--- What needs to be done ---
Each line with the word "Lateral" must appear in the answer, copied from the records.

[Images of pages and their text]
%%

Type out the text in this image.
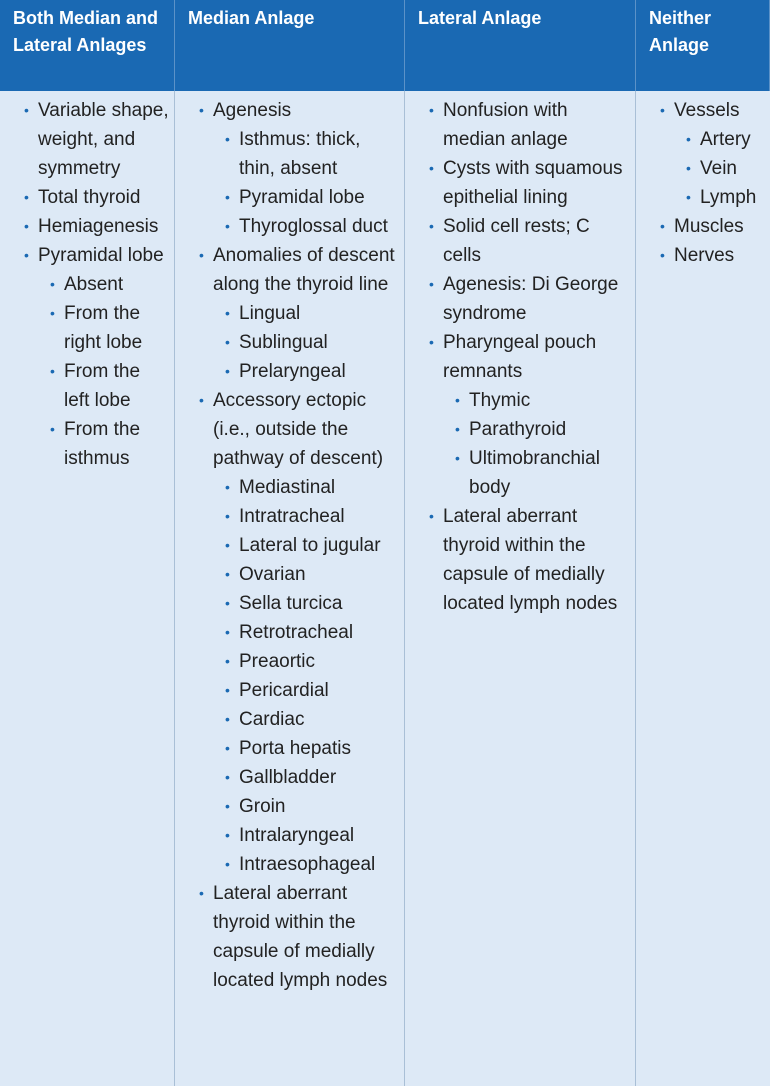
Both Median and Lateral Anlages
Median Anlage	Lateral Anlage	Neither Anlage
• Variable shape, weight, and symmetry
• Total thyroid
• Hemiagenesis
• Pyramidal lobe
• Absent
• From the right lobe
• From the left lobe
• From the isthmus
• Agenesis
• Isthmus: thick, thin, absent
• Pyramidal lobe
• Thyroglossal duct
• Anomalies of descent along the thyroid line
• Lingual
• Sublingual
• Prelaryngeal
• Accessory ectopic (i.e., outside the pathway of descent)
• Mediastinal
• Intratracheal
• Lateral to jugular
• Ovarian
• Sella turcica
• Retrotracheal
• Preaortic
• Pericardial
• Cardiac
• Porta hepatis
• Gallbladder
• Groin
• Intralaryngeal
• Intraesophageal
• Lateral aberrant thyroid within the capsule of medially located lymph nodes
• Nonfusion with median anlage
• Cysts with squamous epithelial lining
• Solid cell rests; C cells
• Agenesis: Di George syndrome
• Pharyngeal pouch remnants
• Thymic
• Parathyroid
• Ultimobranchial body
• Lateral aberrant thyroid within the capsule of medially located lymph nodes
• Vessels
• Artery
• Vein
• Lymph
• Muscles
• Nerves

%%

--- Output of the exercise ---
Both Median and Lateral Anlages
Median Anlage	Lateral Anlage	Neither Anlage
• Lateral to jugular
• Lateral aberrant thyroid within the capsule of medially located lymph nodes
• Lateral aberrant thyroid within the capsule of medially located lymph nodes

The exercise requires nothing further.